WHAT YOU SHOULD DO:
Copy out the entries below in full and exactly.

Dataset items
****************
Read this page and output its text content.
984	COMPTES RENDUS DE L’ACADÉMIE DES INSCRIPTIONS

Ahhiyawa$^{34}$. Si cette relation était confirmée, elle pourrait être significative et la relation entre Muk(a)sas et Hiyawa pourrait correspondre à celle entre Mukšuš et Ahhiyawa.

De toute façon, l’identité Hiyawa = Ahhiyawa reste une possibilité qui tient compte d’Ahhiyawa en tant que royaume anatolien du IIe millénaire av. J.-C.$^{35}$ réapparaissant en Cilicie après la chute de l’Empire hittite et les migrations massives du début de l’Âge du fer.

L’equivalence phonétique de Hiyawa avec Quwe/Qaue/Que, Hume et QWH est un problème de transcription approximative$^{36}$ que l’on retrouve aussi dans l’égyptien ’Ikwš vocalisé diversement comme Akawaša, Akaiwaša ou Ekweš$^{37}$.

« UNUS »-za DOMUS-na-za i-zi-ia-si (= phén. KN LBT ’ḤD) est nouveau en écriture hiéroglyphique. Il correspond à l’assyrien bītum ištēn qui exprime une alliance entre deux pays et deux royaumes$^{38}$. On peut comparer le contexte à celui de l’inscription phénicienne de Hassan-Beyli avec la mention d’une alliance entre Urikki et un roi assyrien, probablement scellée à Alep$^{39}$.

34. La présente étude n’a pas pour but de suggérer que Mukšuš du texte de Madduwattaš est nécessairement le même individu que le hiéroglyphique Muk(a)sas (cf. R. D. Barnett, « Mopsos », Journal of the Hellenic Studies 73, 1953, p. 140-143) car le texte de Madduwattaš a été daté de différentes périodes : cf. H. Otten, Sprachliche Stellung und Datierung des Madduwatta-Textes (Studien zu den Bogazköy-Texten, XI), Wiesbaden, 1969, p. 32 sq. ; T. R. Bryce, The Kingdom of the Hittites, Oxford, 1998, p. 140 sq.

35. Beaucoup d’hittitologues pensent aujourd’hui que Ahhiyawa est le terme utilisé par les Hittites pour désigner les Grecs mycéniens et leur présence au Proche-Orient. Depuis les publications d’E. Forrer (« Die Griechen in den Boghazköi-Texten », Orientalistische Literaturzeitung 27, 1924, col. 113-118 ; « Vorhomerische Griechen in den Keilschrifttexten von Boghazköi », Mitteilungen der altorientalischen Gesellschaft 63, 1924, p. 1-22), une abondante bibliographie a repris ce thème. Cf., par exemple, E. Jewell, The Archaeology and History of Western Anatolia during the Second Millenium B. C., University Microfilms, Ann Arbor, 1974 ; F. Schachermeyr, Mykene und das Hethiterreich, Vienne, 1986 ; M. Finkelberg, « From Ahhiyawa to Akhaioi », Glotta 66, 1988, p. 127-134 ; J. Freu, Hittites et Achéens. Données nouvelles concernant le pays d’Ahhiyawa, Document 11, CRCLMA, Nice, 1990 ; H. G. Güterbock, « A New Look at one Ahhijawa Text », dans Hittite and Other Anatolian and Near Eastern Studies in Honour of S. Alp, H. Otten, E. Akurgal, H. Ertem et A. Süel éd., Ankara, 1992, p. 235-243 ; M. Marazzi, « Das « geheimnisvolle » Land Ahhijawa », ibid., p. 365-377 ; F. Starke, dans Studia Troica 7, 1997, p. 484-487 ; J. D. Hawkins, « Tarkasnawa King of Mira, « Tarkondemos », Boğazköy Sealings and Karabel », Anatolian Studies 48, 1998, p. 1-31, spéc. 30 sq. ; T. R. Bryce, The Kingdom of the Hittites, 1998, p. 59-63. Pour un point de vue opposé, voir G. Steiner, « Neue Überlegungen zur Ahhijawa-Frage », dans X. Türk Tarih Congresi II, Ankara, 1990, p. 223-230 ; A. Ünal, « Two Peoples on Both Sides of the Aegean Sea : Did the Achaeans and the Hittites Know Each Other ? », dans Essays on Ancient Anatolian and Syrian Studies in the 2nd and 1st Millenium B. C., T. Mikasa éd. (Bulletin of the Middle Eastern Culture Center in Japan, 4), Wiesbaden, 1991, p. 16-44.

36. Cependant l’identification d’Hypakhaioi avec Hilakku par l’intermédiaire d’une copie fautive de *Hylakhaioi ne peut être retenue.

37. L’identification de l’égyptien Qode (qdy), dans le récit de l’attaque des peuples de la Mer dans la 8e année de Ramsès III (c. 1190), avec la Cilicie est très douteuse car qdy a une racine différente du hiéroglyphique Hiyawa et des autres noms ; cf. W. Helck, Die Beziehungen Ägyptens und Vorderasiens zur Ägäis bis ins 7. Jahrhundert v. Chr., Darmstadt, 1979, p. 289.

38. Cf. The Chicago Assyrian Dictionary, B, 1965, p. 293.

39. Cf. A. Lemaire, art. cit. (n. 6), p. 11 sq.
****************
SOLVED EXERCISE:
Read this page and output its text content.
984	COMPTES RENDUS DE L’ACADÉMIE DES INSCRIPTIONS

Ahhiyawa$^{34}$. Si cette relation était confirmée, elle pourrait être significative et la relation entre Muk(a)sas et Hiyawa pourrait correspondre à celle entre Mukšuš et Ahhiyawa.

De toute façon, l’identité Hiyawa = Ahhiyawa reste une possibilité qui tient compte d’Ahhiyawa en tant que royaume anatolien du IIe millénaire av. J.-C.$^{35}$ réapparaissant en Cilicie après la chute de l’Empire hittite et les migrations massives du début de l’Âge du fer.

L’equivalence phonétique de Hiyawa avec Quwe/Qaue/Que, Hume et QWH est un problème de transcription approximative$^{36}$ que l’on retrouve aussi dans l’égyptien ’Ikwš vocalisé diversement comme Akawaša, Akaiwaša ou Ekweš$^{37}$.

« UNUS »-za DOMUS-na-za i-zi-ia-si (= phén. KN LBT ’ḤD) est nouveau en écriture hiéroglyphique. Il correspond à l’assyrien bītum ištēn qui exprime une alliance entre deux pays et deux royaumes$^{38}$. On peut comparer le contexte à celui de l’inscription phénicienne de Hassan-Beyli avec la mention d’une alliance entre Urikki et un roi assyrien, probablement scellée à Alep$^{39}$.

34. La présente étude n’a pas pour but de suggérer que Mukšuš du texte de Madduwattaš est nécessairement le même individu que le hiéroglyphique Muk(a)sas (cf. R. D. Barnett, « Mopsos », Journal of the Hellenic Studies 73, 1953, p. 140-143) car le texte de Madduwattaš a été daté de différentes périodes : cf. H. Otten, Sprachliche Stellung und Datierung des Madduwatta-Textes (Studien zu den Bogazköy-Texten, XI), Wiesbaden, 1969, p. 32 sq. ; T. R. Bryce, The Kingdom of the Hittites, Oxford, 1998, p. 140 sq.

35. Beaucoup d’hittitologues pensent aujourd’hui que Ahhiyawa est le terme utilisé par les Hittites pour désigner les Grecs mycéniens et leur présence au Proche-Orient. Depuis les publications d’E. Forrer (« Die Griechen in den Boghazköi-Texten », Orientalistische Literaturzeitung 27, 1924, col. 113-118 ; « Vorhomerische Griechen in den Keilschrifttexten von Boghazköi », Mitteilungen der altorientalischen Gesellschaft 63, 1924, p. 1-22), une abondante bibliographie a repris ce thème. Cf., par exemple, E. Jewell, The Archaeology and History of Western Anatolia during the Second Millenium B. C., University Microfilms, Ann Arbor, 1974 ; F. Schachermeyr, Mykene und das Hethiterreich, Vienne, 1986 ; M. Finkelberg, « From Ahhiyawa to Akhaioi », Glotta 66, 1988, p. 127-134 ; J. Freu, Hittites et Achéens. Données nouvelles concernant le pays d’Ahhiyawa, Document 11, CRCLMA, Nice, 1990 ; H. G. Güterbock, « A New Look at one Ahhijawa Text », dans Hittite and Other Anatolian and Near Eastern Studies in Honour of S. Alp, H. Otten, E. Akurgal, H. Ertem et A. Süel éd., Ankara, 1992, p. 235-243 ; M. Marazzi, « Das « geheimnisvolle » Land Ahhijawa », ibid., p. 365-377 ; F. Starke, dans Studia Troica 7, 1997, p. 484-487 ; J. D. Hawkins, « Tarkasnawa King of Mira, « Tarkondemos », Boğazköy Sealings and Karabel », Anatolian Studies 48, 1998, p. 1-31, spéc. 30 sq. ; T. R. Bryce, The Kingdom of the Hittites, 1998, p. 59-63. Pour un point de vue opposé, voir G. Steiner, « Neue Überlegungen zur Ahhijawa-Frage », dans X. Türk Tarih Congresi II, Ankara, 1990, p. 223-230 ; A. Ünal, « Two Peoples on Both Sides of the Aegean Sea : Did the Achaeans and the Hittites Know Each Other ? », dans Essays on Ancient Anatolian and Syrian Studies in the 2nd and 1st Millenium B. C., T. Mikasa éd. (Bulletin of the Middle Eastern Culture Center in Japan, 4), Wiesbaden, 1991, p. 16-44.

36. Cependant l’identification d’Hypakhaioi avec Hilakku par l’intermédiaire d’une copie fautive de *Hylakhaioi ne peut être retenue.

37. L’identification de l’égyptien Qode (qdy), dans le récit de l’attaque des peuples de la Mer dans la 8e année de Ramsès III (c. 1190), avec la Cilicie est très douteuse car qdy a une racine différente du hiéroglyphique Hiyawa et des autres noms ; cf. W. Helck, Die Beziehungen Ägyptens und Vorderasiens zur Ägäis bis ins 7. Jahrhundert v. Chr., Darmstadt, 1979, p. 289.

38. Cf. The Chicago Assyrian Dictionary, B, 1965, p. 293.

39. Cf. A. Lemaire, art. cit. (n. 6), p. 11 sq.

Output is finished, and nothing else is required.